GOAL OF THE EXERCISE: Write out the records again, exactly, leaving none out.

DATASET EXTRACT:
● ● ● ●

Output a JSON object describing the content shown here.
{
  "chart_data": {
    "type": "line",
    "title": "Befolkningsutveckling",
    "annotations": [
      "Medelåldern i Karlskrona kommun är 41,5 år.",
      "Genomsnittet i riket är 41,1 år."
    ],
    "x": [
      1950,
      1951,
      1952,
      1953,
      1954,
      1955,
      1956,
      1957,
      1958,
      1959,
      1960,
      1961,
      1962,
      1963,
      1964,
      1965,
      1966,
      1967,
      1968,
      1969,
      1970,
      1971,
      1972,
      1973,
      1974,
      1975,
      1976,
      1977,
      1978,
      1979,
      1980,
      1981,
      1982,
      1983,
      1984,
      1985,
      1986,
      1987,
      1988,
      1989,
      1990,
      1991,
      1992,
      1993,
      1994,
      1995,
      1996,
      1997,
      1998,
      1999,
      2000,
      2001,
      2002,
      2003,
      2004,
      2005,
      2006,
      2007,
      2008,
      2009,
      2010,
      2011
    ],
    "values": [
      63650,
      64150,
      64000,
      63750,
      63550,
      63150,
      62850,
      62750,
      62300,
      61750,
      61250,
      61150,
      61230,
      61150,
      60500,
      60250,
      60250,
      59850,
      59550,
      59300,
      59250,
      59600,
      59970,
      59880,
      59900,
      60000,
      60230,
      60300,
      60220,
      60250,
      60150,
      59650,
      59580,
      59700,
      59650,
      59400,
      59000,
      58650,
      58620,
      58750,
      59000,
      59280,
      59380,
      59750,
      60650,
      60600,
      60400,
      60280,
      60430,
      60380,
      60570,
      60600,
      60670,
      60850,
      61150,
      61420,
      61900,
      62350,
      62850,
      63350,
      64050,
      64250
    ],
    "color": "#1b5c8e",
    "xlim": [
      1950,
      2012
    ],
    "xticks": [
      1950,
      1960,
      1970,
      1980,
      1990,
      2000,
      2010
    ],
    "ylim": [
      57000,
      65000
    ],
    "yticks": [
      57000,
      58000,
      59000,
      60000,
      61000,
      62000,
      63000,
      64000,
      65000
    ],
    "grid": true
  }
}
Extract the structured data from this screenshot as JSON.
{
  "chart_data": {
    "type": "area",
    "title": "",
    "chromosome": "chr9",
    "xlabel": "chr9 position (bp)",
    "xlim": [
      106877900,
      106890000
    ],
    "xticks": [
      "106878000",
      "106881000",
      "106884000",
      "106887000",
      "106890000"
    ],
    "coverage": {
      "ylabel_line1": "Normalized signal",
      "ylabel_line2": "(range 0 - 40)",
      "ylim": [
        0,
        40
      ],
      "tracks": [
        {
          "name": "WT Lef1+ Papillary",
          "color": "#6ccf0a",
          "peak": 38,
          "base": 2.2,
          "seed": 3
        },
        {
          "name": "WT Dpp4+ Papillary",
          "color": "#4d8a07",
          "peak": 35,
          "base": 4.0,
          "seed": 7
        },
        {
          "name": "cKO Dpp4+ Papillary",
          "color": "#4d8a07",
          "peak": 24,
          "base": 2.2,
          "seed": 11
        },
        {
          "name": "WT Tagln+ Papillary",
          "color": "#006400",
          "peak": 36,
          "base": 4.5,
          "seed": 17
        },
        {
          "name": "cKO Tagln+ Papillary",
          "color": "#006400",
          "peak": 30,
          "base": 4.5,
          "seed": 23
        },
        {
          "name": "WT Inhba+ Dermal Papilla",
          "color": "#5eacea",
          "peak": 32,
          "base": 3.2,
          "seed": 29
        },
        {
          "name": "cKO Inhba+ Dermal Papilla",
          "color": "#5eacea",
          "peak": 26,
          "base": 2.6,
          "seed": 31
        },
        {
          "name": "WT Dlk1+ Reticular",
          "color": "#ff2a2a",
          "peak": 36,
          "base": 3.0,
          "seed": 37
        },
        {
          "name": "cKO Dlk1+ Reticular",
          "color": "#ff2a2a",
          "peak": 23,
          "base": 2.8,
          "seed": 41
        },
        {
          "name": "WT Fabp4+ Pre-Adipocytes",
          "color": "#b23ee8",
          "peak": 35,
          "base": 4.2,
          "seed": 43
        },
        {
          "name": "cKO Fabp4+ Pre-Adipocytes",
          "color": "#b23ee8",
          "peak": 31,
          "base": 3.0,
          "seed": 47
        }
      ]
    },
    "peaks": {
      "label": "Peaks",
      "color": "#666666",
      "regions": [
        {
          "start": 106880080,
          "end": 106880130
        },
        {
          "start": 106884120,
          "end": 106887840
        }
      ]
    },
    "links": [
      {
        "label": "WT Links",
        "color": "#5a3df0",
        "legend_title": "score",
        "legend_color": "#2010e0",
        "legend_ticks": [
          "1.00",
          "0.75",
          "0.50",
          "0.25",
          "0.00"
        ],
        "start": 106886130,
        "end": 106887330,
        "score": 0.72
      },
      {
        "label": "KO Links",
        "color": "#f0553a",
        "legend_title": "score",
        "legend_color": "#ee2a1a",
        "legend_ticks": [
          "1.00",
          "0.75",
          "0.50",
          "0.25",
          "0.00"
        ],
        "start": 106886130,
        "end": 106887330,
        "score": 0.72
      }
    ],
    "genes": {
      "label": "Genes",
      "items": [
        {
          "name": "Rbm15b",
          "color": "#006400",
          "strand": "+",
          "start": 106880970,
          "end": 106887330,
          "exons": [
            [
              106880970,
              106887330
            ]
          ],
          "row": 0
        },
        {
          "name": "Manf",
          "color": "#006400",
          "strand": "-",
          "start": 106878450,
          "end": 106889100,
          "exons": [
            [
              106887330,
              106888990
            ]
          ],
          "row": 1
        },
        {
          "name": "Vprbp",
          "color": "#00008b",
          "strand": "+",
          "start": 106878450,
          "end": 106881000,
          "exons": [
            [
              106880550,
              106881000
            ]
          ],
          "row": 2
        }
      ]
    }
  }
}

● ● ● ●

ANSWER FOR THE TASK:
Output a JSON object describing the content shown here.
{
  "chart_data": {
    "type": "line",
    "title": "Befolkningsutveckling",
    "annotations": [
      "Medelåldern i Karlskrona kommun är 41,5 år.",
      "Genomsnittet i riket är 41,1 år."
    ],
    "x": [
      1950,
      1951,
      1952,
      1953,
      1954,
      1955,
      1956,
      1957,
      1958,
      1959,
      1960,
      1961,
      1962,
      1963,
      1964,
      1965,
      1966,
      1967,
      1968,
      1969,
      1970,
      1971,
      1972,
      1973,
      1974,
      1975,
      1976,
      1977,
      1978,
      1979,
      1980,
      1981,
      1982,
      1983,
      1984,
      1985,
      1986,
      1987,
      1988,
      1989,
      1990,
      1991,
      1992,
      1993,
      1994,
      1995,
      1996,
      1997,
      1998,
      1999,
      2000,
      2001,
      2002,
      2003,
      2004,
      2005,
      2006,
      2007,
      2008,
      2009,
      2010,
      2011
    ],
    "values": [
      63650,
      64150,
      64000,
      63750,
      63550,
      63150,
      62850,
      62750,
      62300,
      61750,
      61250,
      61150,
      61230,
      61150,
      60500,
      60250,
      60250,
      59850,
      59550,
      59300,
      59250,
      59600,
      59970,
      59880,
      59900,
      60000,
      60230,
      60300,
      60220,
      60250,
      60150,
      59650,
      59580,
      59700,
      59650,
      59400,
      59000,
      58650,
      58620,
      58750,
      59000,
      59280,
      59380,
      59750,
      60650,
      60600,
      60400,
      60280,
      60430,
      60380,
      60570,
      60600,
      60670,
      60850,
      61150,
      61420,
      61900,
      62350,
      62850,
      63350,
      64050,
      64250
    ],
    "color": "#1b5c8e",
    "xlim": [
      1950,
      2012
    ],
    "xticks": [
      1950,
      1960,
      1970,
      1980,
      1990,
      2000,
      2010
    ],
    "ylim": [
      57000,
      65000
    ],
    "yticks": [
      57000,
      58000,
      59000,
      60000,
      61000,
      62000,
      63000,
      64000,
      65000
    ],
    "grid": true
  }
}
Extract the structured data from this screenshot as JSON.
{
  "chart_data": {
    "type": "area",
    "title": "",
    "chromosome": "chr9",
    "xlabel": "chr9 position (bp)",
    "xlim": [
      106877900,
      106890000
    ],
    "xticks": [
      "106878000",
      "106881000",
      "106884000",
      "106887000",
      "106890000"
    ],
    "coverage": {
      "ylabel_line1": "Normalized signal",
      "ylabel_line2": "(range 0 - 40)",
      "ylim": [
        0,
        40
      ],
      "tracks": [
        {
          "name": "WT Lef1+ Papillary",
          "color": "#6ccf0a",
          "peak": 38,
          "base": 2.2,
          "seed": 3
        },
        {
          "name": "WT Dpp4+ Papillary",
          "color": "#4d8a07",
          "peak": 35,
          "base": 4.0,
          "seed": 7
        },
        {
          "name": "cKO Dpp4+ Papillary",
          "color": "#4d8a07",
          "peak": 24,
          "base": 2.2,
          "seed": 11
        },
        {
          "name": "WT Tagln+ Papillary",
          "color": "#006400",
          "peak": 36,
          "base": 4.5,
          "seed": 17
        },
        {
          "name": "cKO Tagln+ Papillary",
          "color": "#006400",
          "peak": 30,
          "base": 4.5,
          "seed": 23
        },
        {
          "name": "WT Inhba+ Dermal Papilla",
          "color": "#5eacea",
          "peak": 32,
          "base": 3.2,
          "seed": 29
        },
        {
          "name": "cKO Inhba+ Dermal Papilla",
          "color": "#5eacea",
          "peak": 26,
          "base": 2.6,
          "seed": 31
        },
        {
          "name": "WT Dlk1+ Reticular",
          "color": "#ff2a2a",
          "peak": 36,
          "base": 3.0,
          "seed": 37
        },
        {
          "name": "cKO Dlk1+ Reticular",
          "color": "#ff2a2a",
          "peak": 23,
          "base": 2.8,
          "seed": 41
        },
        {
          "name": "WT Fabp4+ Pre-Adipocytes",
          "color": "#b23ee8",
          "peak": 35,
          "base": 4.2,
          "seed": 43
        },
        {
          "name": "cKO Fabp4+ Pre-Adipocytes",
          "color": "#b23ee8",
          "peak": 31,
          "base": 3.0,
          "seed": 47
        }
      ]
    },
    "peaks": {
      "label": "Peaks",
      "color": "#666666",
      "regions": [
        {
          "start": 106880080,
          "end": 106880130
        },
        {
          "start": 106884120,
          "end": 106887840
        }
      ]
    },
    "links": [
      {
        "label": "WT Links",
        "color": "#5a3df0",
        "legend_title": "score",
        "legend_color": "#2010e0",
        "legend_ticks": [
          "1.00",
          "0.75",
          "0.50",
          "0.25",
          "0.00"
        ],
        "start": 106886130,
        "end": 106887330,
        "score": 0.72
      },
      {
        "label": "KO Links",
        "color": "#f0553a",
        "legend_title": "score",
        "legend_color": "#ee2a1a",
        "legend_ticks": [
          "1.00",
          "0.75",
          "0.50",
          "0.25",
          "0.00"
        ],
        "start": 106886130,
        "end": 106887330,
        "score": 0.72
      }
    ],
    "genes": {
      "label": "Genes",
      "items": [
        {
          "name": "Rbm15b",
          "color": "#006400",
          "strand": "+",
          "start": 106880970,
          "end": 106887330,
          "exons": [
            [
              106880970,
              106887330
            ]
          ],
          "row": 0
        },
        {
          "name": "Manf",
          "color": "#006400",
          "strand": "-",
          "start": 106878450,
          "end": 106889100,
          "exons": [
            [
              106887330,
              106888990
            ]
          ],
          "row": 1
        },
        {
          "name": "Vprbp",
          "color": "#00008b",
          "strand": "+",
          "start": 106878450,
          "end": 106881000,
          "exons": [
            [
              106880550,
              106881000
            ]
          ],
          "row": 2
        }
      ]
    }
  }
}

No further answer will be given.